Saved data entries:
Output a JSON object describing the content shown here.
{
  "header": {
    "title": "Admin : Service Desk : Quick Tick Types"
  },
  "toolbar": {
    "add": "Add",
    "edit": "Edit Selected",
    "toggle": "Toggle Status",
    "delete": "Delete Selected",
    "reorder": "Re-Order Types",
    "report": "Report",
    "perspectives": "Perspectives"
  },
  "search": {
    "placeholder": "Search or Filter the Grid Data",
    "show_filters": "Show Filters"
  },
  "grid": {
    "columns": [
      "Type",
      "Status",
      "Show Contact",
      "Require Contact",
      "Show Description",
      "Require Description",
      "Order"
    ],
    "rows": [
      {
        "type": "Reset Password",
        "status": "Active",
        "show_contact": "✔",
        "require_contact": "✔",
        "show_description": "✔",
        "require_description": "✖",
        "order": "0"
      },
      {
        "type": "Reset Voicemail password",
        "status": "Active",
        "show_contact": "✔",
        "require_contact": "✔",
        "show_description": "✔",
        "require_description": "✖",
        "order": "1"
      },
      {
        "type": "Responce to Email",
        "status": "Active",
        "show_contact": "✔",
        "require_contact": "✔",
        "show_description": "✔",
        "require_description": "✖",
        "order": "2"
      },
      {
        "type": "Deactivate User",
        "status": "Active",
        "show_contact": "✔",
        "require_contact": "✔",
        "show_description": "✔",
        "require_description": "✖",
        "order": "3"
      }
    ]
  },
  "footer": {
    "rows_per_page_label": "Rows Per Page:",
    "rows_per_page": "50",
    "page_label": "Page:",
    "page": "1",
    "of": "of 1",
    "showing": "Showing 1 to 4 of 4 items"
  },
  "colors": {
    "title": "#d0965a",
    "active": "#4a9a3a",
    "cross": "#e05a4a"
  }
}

__OBJECTIVE__
Copy out every line in the listing where the word "Types" appears.

__RESPONSE TO THIS EXERCISE__
    "title": "Admin : Service Desk : Quick Tick Types"
    "reorder": "Re-Order Types",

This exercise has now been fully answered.